***** Dataset excerpts *****

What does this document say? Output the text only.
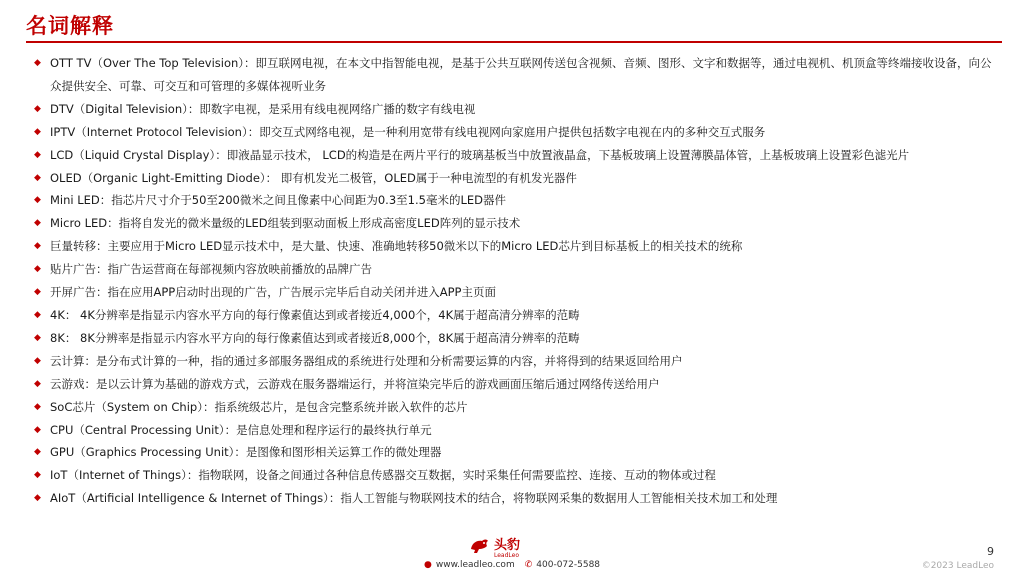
名词解释
◆ OTT TV（Over The Top Television）：即互联网电视，在本文中指智能电视，是基于公共互联网传送包含视频、音频、图形、文字和数据等，通过电视机、机顶盒等终端接收设备，向公众提供安全、可靠、可交互和可管理的多媒体视听业务
◆ DTV（Digital Television）：即数字电视，是采用有线电视网络广播的数字有线电视
◆ IPTV（Internet Protocol Television）：即交互式网络电视，是一种利用宽带有线电视网向家庭用户提供包括数字电视在内的多种交互式服务
◆ LCD（Liquid Crystal Display）：即液晶显示技术， LCD的构造是在两片平行的玻璃基板当中放置液晶盒，下基板玻璃上设置薄膜晶体管，上基板玻璃上设置彩色滤光片
◆ OLED（Organic Light-Emitting Diode）： 即有机发光二极管，OLED属于一种电流型的有机发光器件
◆ Mini LED：指芯片尺寸介于50至200微米之间且像素中心间距为0.3至1.5毫米的LED器件
◆ Micro LED：指将自发光的微米量级的LED组装到驱动面板上形成高密度LED阵列的显示技术
◆ 巨量转移：主要应用于Micro LED显示技术中，是大量、快速、准确地转移50微米以下的Micro LED芯片到目标基板上的相关技术的统称
◆ 贴片广告：指广告运营商在每部视频内容放映前播放的品牌广告
◆ 开屏广告：指在应用APP启动时出现的广告，广告展示完毕后自动关闭并进入APP主页面
◆ 4K： 4K分辨率是指显示内容水平方向的每行像素值达到或者接近4,000个，4K属于超高清分辨率的范畴
◆ 8K： 8K分辨率是指显示内容水平方向的每行像素值达到或者接近8,000个，8K属于超高清分辨率的范畴
◆ 云计算：是分布式计算的一种，指的通过多部服务器组成的系统进行处理和分析需要运算的内容，并将得到的结果返回给用户
◆ 云游戏：是以云计算为基础的游戏方式，云游戏在服务器端运行，并将渲染完毕后的游戏画面压缩后通过网络传送给用户
◆ SoC芯片（System on Chip）：指系统级芯片，是包含完整系统并嵌入软件的芯片
◆ CPU（Central Processing Unit）：是信息处理和程序运行的最终执行单元
◆ GPU（Graphics Processing Unit）：是图像和图形相关运算工作的微处理器
◆ IoT（Internet of Things）：指物联网，设备之间通过各种信息传感器交互数据，实时采集任何需要监控、连接、互动的物体或过程
◆ AIoT（Artificial Intelligence & Internet of Things）：指人工智能与物联网技术的结合，将物联网采集的数据用人工智能相关技术加工和处理
头豹
LeadLeo
● www.leadleo.com ✆ 400-072-5588
9
©2023 LeadLeo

*****

### Exercise task
Pick out the lines that include the word "Things" and write them out.

### Correct output
◆ IoT（Internet of Things）：指物联网，设备之间通过各种信息传感器交互数据，实时采集任何需要监控、连接、互动的物体或过程
◆ AIoT（Artificial Intelligence & Internet of Things）：指人工智能与物联网技术的结合，将物联网采集的数据用人工智能相关技术加工和处理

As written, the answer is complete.